**Passage to read**
# carparks



## Grizzlebear (Oct 2, 2015)

I really NEED to know why every time i go supermarket shopping and park as far away from everyone else why some f%ckwit in a £200 heap parks as humanly close as possible to my car.
Im fully aware people can park where they want but today i returned to find i couldn't even get back in the car hardly. Honestly there wasn't a single other car on the row i was on yet i had a car either side of me with a combined value of £2.50 both parked as close as they could.

It really blows my mind sometimes ! [smiley=bomb.gif]


----------



## j8keith (Jun 26, 2009)

Grizzlebear said:


> I really NEED to know why every time i go supermarket shopping and park as far away from everyone else why some f%ckwit in a £200 heap parks as humanly close as possible to my car.
> Im fully aware people can park where they want but today i returned to find i couldn't even get back in the car hardly. Honestly there wasn't a single other car on the row i was on yet i had a car either side of me with a combined value of £2.50 both parked as close as they could.

**Task to complete**
Could you set down the whole car park thread above, word for word?

**Record set**
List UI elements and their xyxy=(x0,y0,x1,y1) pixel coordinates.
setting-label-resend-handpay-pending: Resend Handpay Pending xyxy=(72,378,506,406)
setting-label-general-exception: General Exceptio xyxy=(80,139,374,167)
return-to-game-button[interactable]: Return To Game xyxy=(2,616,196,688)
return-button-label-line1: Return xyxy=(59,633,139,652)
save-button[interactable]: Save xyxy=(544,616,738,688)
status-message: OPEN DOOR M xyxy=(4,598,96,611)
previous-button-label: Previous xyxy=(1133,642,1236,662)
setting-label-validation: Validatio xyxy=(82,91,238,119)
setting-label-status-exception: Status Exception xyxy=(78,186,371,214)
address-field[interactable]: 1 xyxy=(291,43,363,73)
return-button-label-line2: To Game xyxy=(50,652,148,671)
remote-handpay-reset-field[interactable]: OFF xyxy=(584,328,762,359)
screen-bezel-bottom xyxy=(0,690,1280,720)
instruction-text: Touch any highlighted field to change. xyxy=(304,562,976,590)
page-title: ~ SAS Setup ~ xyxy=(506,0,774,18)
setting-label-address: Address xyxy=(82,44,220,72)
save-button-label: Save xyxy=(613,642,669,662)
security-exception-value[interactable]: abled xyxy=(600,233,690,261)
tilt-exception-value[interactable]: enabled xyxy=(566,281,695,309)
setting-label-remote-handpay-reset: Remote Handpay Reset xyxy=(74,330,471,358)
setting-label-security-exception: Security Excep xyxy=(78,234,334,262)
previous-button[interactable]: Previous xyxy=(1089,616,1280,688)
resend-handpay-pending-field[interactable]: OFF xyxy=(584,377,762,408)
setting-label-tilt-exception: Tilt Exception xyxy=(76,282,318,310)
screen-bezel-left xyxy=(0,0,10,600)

* * *

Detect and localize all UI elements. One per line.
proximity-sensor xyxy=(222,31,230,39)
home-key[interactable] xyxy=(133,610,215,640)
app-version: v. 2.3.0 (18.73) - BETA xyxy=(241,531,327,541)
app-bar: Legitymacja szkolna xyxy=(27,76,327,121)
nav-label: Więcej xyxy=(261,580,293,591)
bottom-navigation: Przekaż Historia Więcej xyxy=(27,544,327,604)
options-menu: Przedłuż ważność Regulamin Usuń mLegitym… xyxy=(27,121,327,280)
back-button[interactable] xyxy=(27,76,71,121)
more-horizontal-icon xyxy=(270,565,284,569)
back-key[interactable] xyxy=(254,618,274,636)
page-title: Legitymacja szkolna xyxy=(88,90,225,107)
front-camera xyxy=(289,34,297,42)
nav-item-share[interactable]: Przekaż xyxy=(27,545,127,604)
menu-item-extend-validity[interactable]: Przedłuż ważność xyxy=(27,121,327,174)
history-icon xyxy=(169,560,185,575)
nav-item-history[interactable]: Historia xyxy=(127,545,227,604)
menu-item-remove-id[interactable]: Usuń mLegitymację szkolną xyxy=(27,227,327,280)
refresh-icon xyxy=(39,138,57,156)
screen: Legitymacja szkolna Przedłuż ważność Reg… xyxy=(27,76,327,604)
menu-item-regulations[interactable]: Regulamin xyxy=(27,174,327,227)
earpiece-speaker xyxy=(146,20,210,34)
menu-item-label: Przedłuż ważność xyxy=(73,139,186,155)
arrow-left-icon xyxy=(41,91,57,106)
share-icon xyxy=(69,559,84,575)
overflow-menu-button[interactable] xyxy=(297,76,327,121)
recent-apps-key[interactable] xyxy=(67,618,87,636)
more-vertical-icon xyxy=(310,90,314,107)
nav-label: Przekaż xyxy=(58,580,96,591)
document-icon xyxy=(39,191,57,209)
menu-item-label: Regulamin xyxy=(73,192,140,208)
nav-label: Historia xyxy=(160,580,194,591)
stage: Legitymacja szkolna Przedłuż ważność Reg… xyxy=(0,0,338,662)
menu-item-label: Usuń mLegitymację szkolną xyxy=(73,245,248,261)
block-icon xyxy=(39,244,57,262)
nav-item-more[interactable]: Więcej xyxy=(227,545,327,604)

**Completed exercise**
# carparks



## Grizzlebear (Oct 2, 2015)

I really NEED to know why every time i go supermarket shopping and park as far away from everyone else why some f%ckwit in a £200 heap parks as humanly close as possible to my car.
Im fully aware people can park where they want but today i returned to find i couldn't even get back in the car hardly. Honestly there wasn't a single other car on the row i was on yet i had a car either side of me with a combined value of £2.50 both parked as close as they could.

It really blows my mind sometimes ! [smiley=bomb.gif]


----------



## j8keith (Jun 26, 2009)

Grizzlebear said:


> I really NEED to know why every time i go supermarket shopping and park as far away from everyone else why some f%ckwit in a £200 heap parks as humanly close as possible to my car.
> Im fully aware people can park where they want but today i returned to find i couldn't even get back in the car hardly. Honestly there wasn't a single other car on the row i was on yet i had a car either side of me with a combined value of £2.50 both parked as close as they could.